[start of Input]

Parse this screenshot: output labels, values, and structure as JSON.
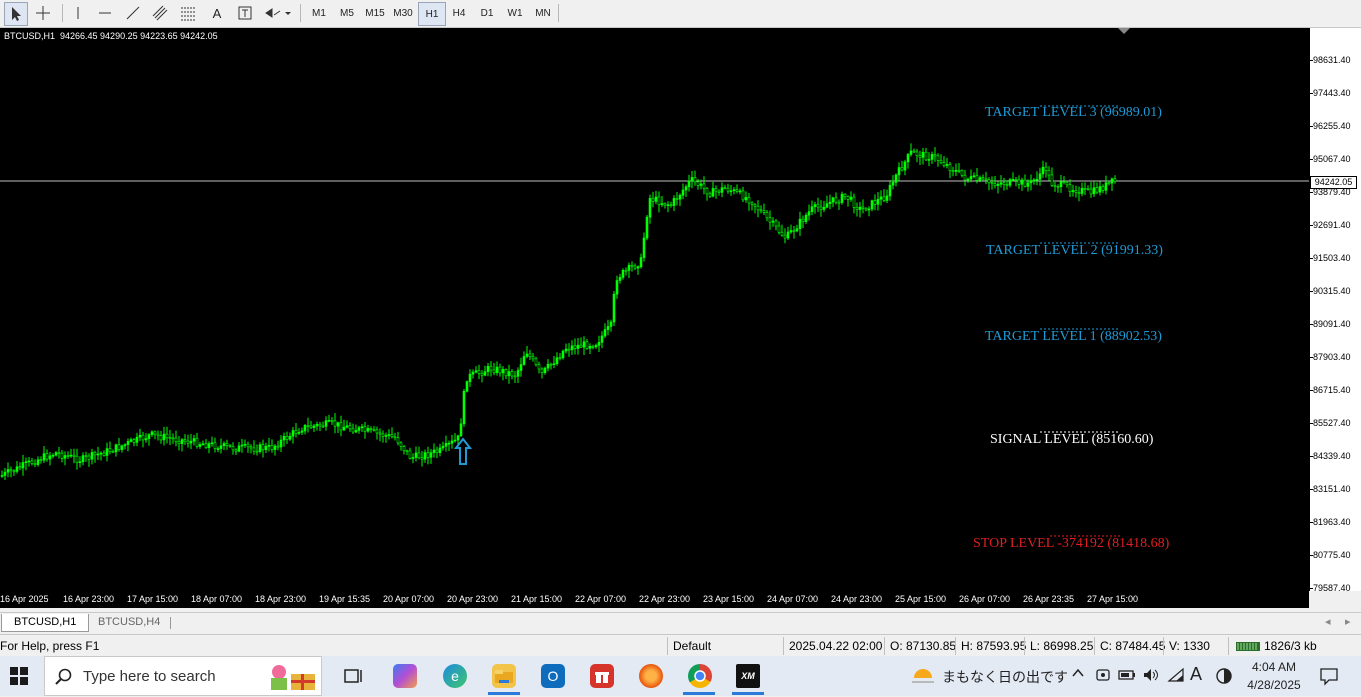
{
  "toolbar": {
    "timeframes": [
      "M1",
      "M5",
      "M15",
      "M30",
      "H1",
      "H4",
      "D1",
      "W1",
      "MN"
    ],
    "selected_timeframe": "H1",
    "text_tool": "A"
  },
  "chart": {
    "info": "BTCUSD,H1  94266.45 94290.25 94223.65 94242.05",
    "current_price": "94242.05",
    "levels": {
      "target3": "TARGET LEVEL 3 (96989.01)",
      "target2": "TARGET LEVEL 2 (91991.33)",
      "target1": "TARGET LEVEL 1 (88902.53)",
      "signal": "SIGNAL LEVEL (85160.60)",
      "stop": "STOP LEVEL -374192 (81418.68)"
    },
    "colors": {
      "bull_candle": "#00ff00",
      "target": "#1e9bd7",
      "signal": "#ffffff",
      "stop": "#e02020",
      "arrow": "#1e9bd7"
    },
    "price_ticks": [
      "98631.40",
      "97443.40",
      "96255.40",
      "95067.40",
      "93879.40",
      "92691.40",
      "91503.40",
      "90315.40",
      "89091.40",
      "87903.40",
      "86715.40",
      "85527.40",
      "84339.40",
      "83151.40",
      "81963.40",
      "80775.40",
      "79587.40"
    ],
    "time_ticks": [
      "16 Apr 2025",
      "16 Apr 23:00",
      "17 Apr 15:00",
      "18 Apr 07:00",
      "18 Apr 23:00",
      "19 Apr 15:35",
      "20 Apr 07:00",
      "20 Apr 23:00",
      "21 Apr 15:00",
      "22 Apr 07:00",
      "22 Apr 23:00",
      "23 Apr 15:00",
      "24 Apr 07:00",
      "24 Apr 23:00",
      "25 Apr 15:00",
      "26 Apr 07:00",
      "26 Apr 23:35",
      "27 Apr 15:00"
    ]
  },
  "tabs": [
    "BTCUSD,H1",
    "BTCUSD,H4"
  ],
  "status": {
    "help": "For Help, press F1",
    "profile": "Default",
    "datetime": "2025.04.22 02:00",
    "open": "O: 87130.85",
    "high": "H: 87593.95",
    "low": "L: 86998.25",
    "close": "C: 87484.45",
    "volume": "V: 1330",
    "traffic": "1826/3 kb"
  },
  "taskbar": {
    "search_placeholder": "Type here to search",
    "weather_text": "まもなく日の出です",
    "time": "4:04 AM",
    "date": "4/28/2025",
    "ime_label": "A"
  }
}
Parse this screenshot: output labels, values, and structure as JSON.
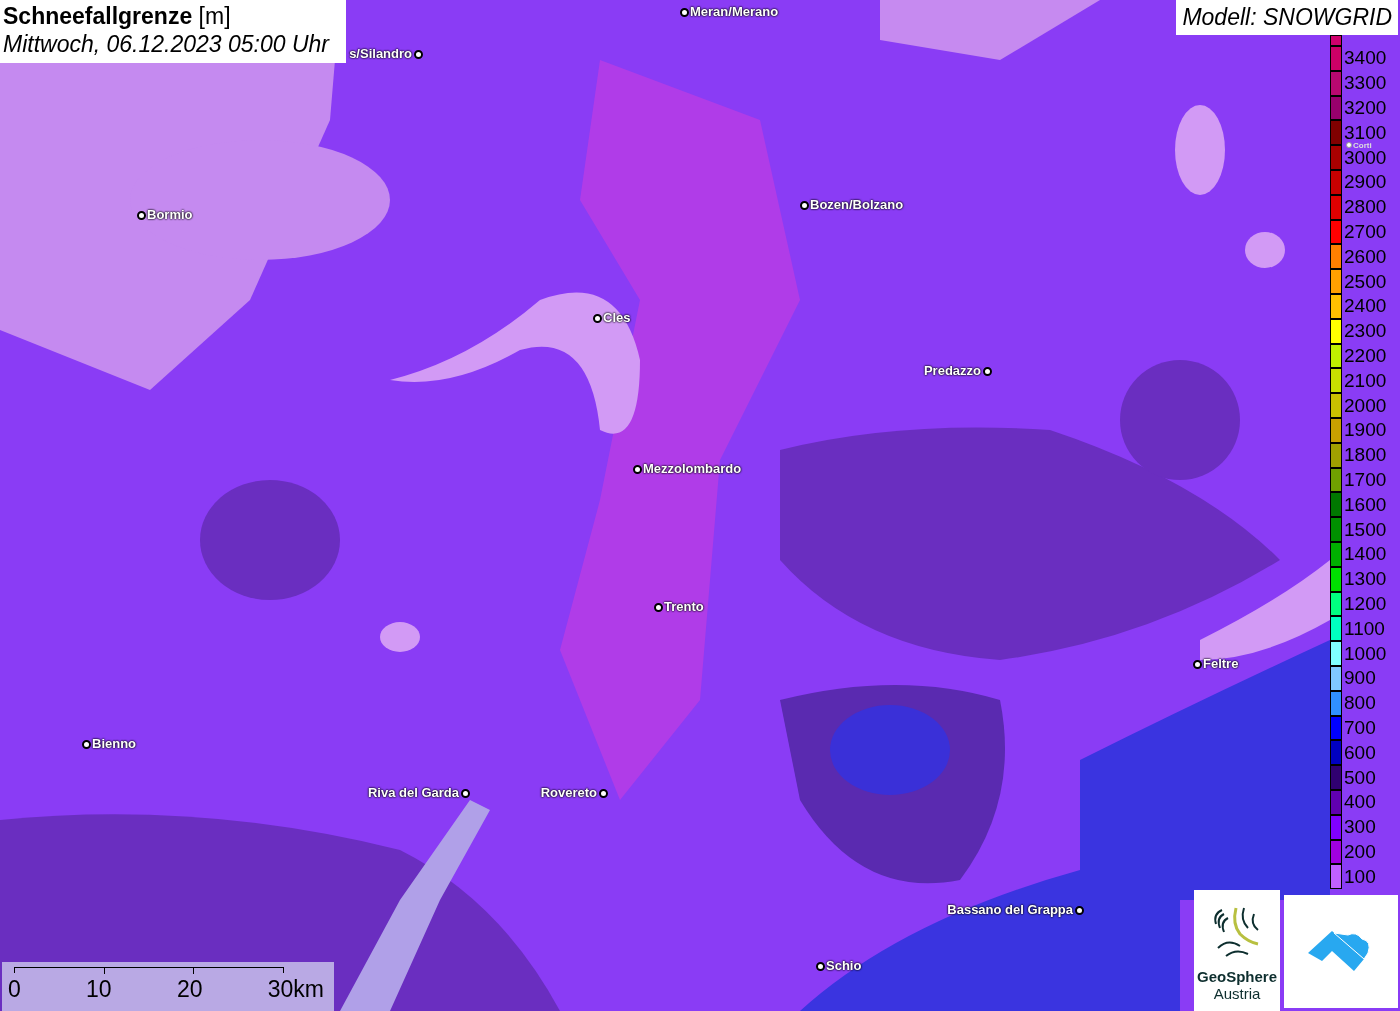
{
  "title": "**Schneefallgrenze** [m]",
  "subtitle": "Mittwoch, 06.12.2023 05:00 Uhr",
  "model_label": "Modell: SNOWGRID",
  "places": [
    {
      "name": "Meran/Merano"
    },
    {
      "name": "s/Silandro"
    },
    {
      "name": "Bormio"
    },
    {
      "name": "Bozen/Bolzano"
    },
    {
      "name": "Cles"
    },
    {
      "name": "Predazzo"
    },
    {
      "name": "Mezzolombardo"
    },
    {
      "name": "Trento"
    },
    {
      "name": "Feltre"
    },
    {
      "name": "Bienno"
    },
    {
      "name": "Riva del Garda"
    },
    {
      "name": "Rovereto"
    },
    {
      "name": "Bassano del Grappa"
    },
    {
      "name": "Schio"
    },
    {
      "name": "Corti"
    }
  ],
  "legend": [
    {
      "color": "#d0006c"
    },
    {
      "label": "3400",
      "color": "#cc0066"
    },
    {
      "label": "3300",
      "color": "#b80870"
    },
    {
      "label": "3200",
      "color": "#98006c"
    },
    {
      "label": "3100",
      "color": "#800000"
    },
    {
      "label": "3000",
      "color": "#a80000"
    },
    {
      "label": "2900",
      "color": "#c80000"
    },
    {
      "label": "2800",
      "color": "#e00000"
    },
    {
      "label": "2700",
      "color": "#ff0000"
    },
    {
      "label": "2600",
      "color": "#ff8000"
    },
    {
      "label": "2500",
      "color": "#ffa000"
    },
    {
      "label": "2400",
      "color": "#ffc000"
    },
    {
      "label": "2300",
      "color": "#ffff00"
    },
    {
      "label": "2200",
      "color": "#c0f000"
    },
    {
      "label": "2100",
      "color": "#c8e000"
    },
    {
      "label": "2000",
      "color": "#c8c000"
    },
    {
      "label": "1900",
      "color": "#c8a000"
    },
    {
      "label": "1800",
      "color": "#a0a000"
    },
    {
      "label": "1700",
      "color": "#70a000"
    },
    {
      "label": "1600",
      "color": "#007800"
    },
    {
      "label": "1500",
      "color": "#009000"
    },
    {
      "label": "1400",
      "color": "#00b000"
    },
    {
      "label": "1300",
      "color": "#00e000"
    },
    {
      "label": "1200",
      "color": "#00ff80"
    },
    {
      "label": "1100",
      "color": "#00ffc0"
    },
    {
      "label": "1000",
      "color": "#80ffff"
    },
    {
      "label": "900",
      "color": "#80c8ff"
    },
    {
      "label": "800",
      "color": "#3090ff"
    },
    {
      "label": "700",
      "color": "#0000ff"
    },
    {
      "label": "600",
      "color": "#0000c0"
    },
    {
      "label": "500",
      "color": "#300070"
    },
    {
      "label": "400",
      "color": "#6000b0"
    },
    {
      "label": "300",
      "color": "#8000ff"
    },
    {
      "label": "200",
      "color": "#a000e0"
    },
    {
      "label": "100",
      "color": "#c060ff"
    }
  ],
  "scale": {
    "ticks": [
      "0",
      "10",
      "20",
      "30km"
    ]
  },
  "logo": {
    "name": "GeoSphere",
    "subname": "Austria"
  }
}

[end of Input]

Make a verbatim copy of all the entries and strip out the pictures.

• Output below:
Parse this screenshot: output labels, values, and structure as JSON.
{
  "toolbar": {
    "timeframes": [
      "M1",
      "M5",
      "M15",
      "M30",
      "H1",
      "H4",
      "D1",
      "W1",
      "MN"
    ],
    "selected_timeframe": "H1",
    "text_tool": "A"
  },
  "chart": {
    "info": "BTCUSD,H1  94266.45 94290.25 94223.65 94242.05",
    "current_price": "94242.05",
    "levels": {
      "target3": "TARGET LEVEL 3 (96989.01)",
      "target2": "TARGET LEVEL 2 (91991.33)",
      "target1": "TARGET LEVEL 1 (88902.53)",
      "signal": "SIGNAL LEVEL (85160.60)",
      "stop": "STOP LEVEL -374192 (81418.68)"
    },
    "colors": {
      "bull_candle": "#00ff00",
      "target": "#1e9bd7",
      "signal": "#ffffff",
      "stop": "#e02020",
      "arrow": "#1e9bd7"
    },
    "price_ticks": [
      "98631.40",
      "97443.40",
      "96255.40",
      "95067.40",
      "93879.40",
      "92691.40",
      "91503.40",
      "90315.40",
      "89091.40",
      "87903.40",
      "86715.40",
      "85527.40",
      "84339.40",
      "83151.40",
      "81963.40",
      "80775.40",
      "79587.40"
    ],
    "time_ticks": [
      "16 Apr 2025",
      "16 Apr 23:00",
      "17 Apr 15:00",
      "18 Apr 07:00",
      "18 Apr 23:00",
      "19 Apr 15:35",
      "20 Apr 07:00",
      "20 Apr 23:00",
      "21 Apr 15:00",
      "22 Apr 07:00",
      "22 Apr 23:00",
      "23 Apr 15:00",
      "24 Apr 07:00",
      "24 Apr 23:00",
      "25 Apr 15:00",
      "26 Apr 07:00",
      "26 Apr 23:35",
      "27 Apr 15:00"
    ]
  },
  "tabs": [
    "BTCUSD,H1",
    "BTCUSD,H4"
  ],
  "status": {
    "help": "For Help, press F1",
    "profile": "Default",
    "datetime": "2025.04.22 02:00",
    "open": "O: 87130.85",
    "high": "H: 87593.95",
    "low": "L: 86998.25",
    "close": "C: 87484.45",
    "volume": "V: 1330",
    "traffic": "1826/3 kb"
  },
  "taskbar": {
    "search_placeholder": "Type here to search",
    "weather_text": "まもなく日の出です",
    "time": "4:04 AM",
    "date": "4/28/2025",
    "ime_label": "A"
  }
}
Parse this screenshot: output labels, values, and structure as JSON.
{
  "title": "**Schneefallgrenze** [m]",
  "subtitle": "Mittwoch, 06.12.2023 05:00 Uhr",
  "model_label": "Modell: SNOWGRID",
  "places": [
    {
      "name": "Meran/Merano"
    },
    {
      "name": "s/Silandro"
    },
    {
      "name": "Bormio"
    },
    {
      "name": "Bozen/Bolzano"
    },
    {
      "name": "Cles"
    },
    {
      "name": "Predazzo"
    },
    {
      "name": "Mezzolombardo"
    },
    {
      "name": "Trento"
    },
    {
      "name": "Feltre"
    },
    {
      "name": "Bienno"
    },
    {
      "name": "Riva del Garda"
    },
    {
      "name": "Rovereto"
    },
    {
      "name": "Bassano del Grappa"
    },
    {
      "name": "Schio"
    },
    {
      "name": "Corti"
    }
  ],
  "legend": [
    {
      "color": "#d0006c"
    },
    {
      "label": "3400",
      "color": "#cc0066"
    },
    {
      "label": "3300",
      "color": "#b80870"
    },
    {
      "label": "3200",
      "color": "#98006c"
    },
    {
      "label": "3100",
      "color": "#800000"
    },
    {
      "label": "3000",
      "color": "#a80000"
    },
    {
      "label": "2900",
      "color": "#c80000"
    },
    {
      "label": "2800",
      "color": "#e00000"
    },
    {
      "label": "2700",
      "color": "#ff0000"
    },
    {
      "label": "2600",
      "color": "#ff8000"
    },
    {
      "label": "2500",
      "color": "#ffa000"
    },
    {
      "label": "2400",
      "color": "#ffc000"
    },
    {
      "label": "2300",
      "color": "#ffff00"
    },
    {
      "label": "2200",
      "color": "#c0f000"
    },
    {
      "label": "2100",
      "color": "#c8e000"
    },
    {
      "label": "2000",
      "color": "#c8c000"
    },
    {
      "label": "1900",
      "color": "#c8a000"
    },
    {
      "label": "1800",
      "color": "#a0a000"
    },
    {
      "label": "1700",
      "color": "#70a000"
    },
    {
      "label": "1600",
      "color": "#007800"
    },
    {
      "label": "1500",
      "color": "#009000"
    },
    {
      "label": "1400",
      "color": "#00b000"
    },
    {
      "label": "1300",
      "color": "#00e000"
    },
    {
      "label": "1200",
      "color": "#00ff80"
    },
    {
      "label": "1100",
      "color": "#00ffc0"
    },
    {
      "label": "1000",
      "color": "#80ffff"
    },
    {
      "label": "900",
      "color": "#80c8ff"
    },
    {
      "label": "800",
      "color": "#3090ff"
    },
    {
      "label": "700",
      "color": "#0000ff"
    },
    {
      "label": "600",
      "color": "#0000c0"
    },
    {
      "label": "500",
      "color": "#300070"
    },
    {
      "label": "400",
      "color": "#6000b0"
    },
    {
      "label": "300",
      "color": "#8000ff"
    },
    {
      "label": "200",
      "color": "#a000e0"
    },
    {
      "label": "100",
      "color": "#c060ff"
    }
  ],
  "scale": {
    "ticks": [
      "0",
      "10",
      "20",
      "30km"
    ]
  },
  "logo": {
    "name": "GeoSphere",
    "subname": "Austria"
  }
}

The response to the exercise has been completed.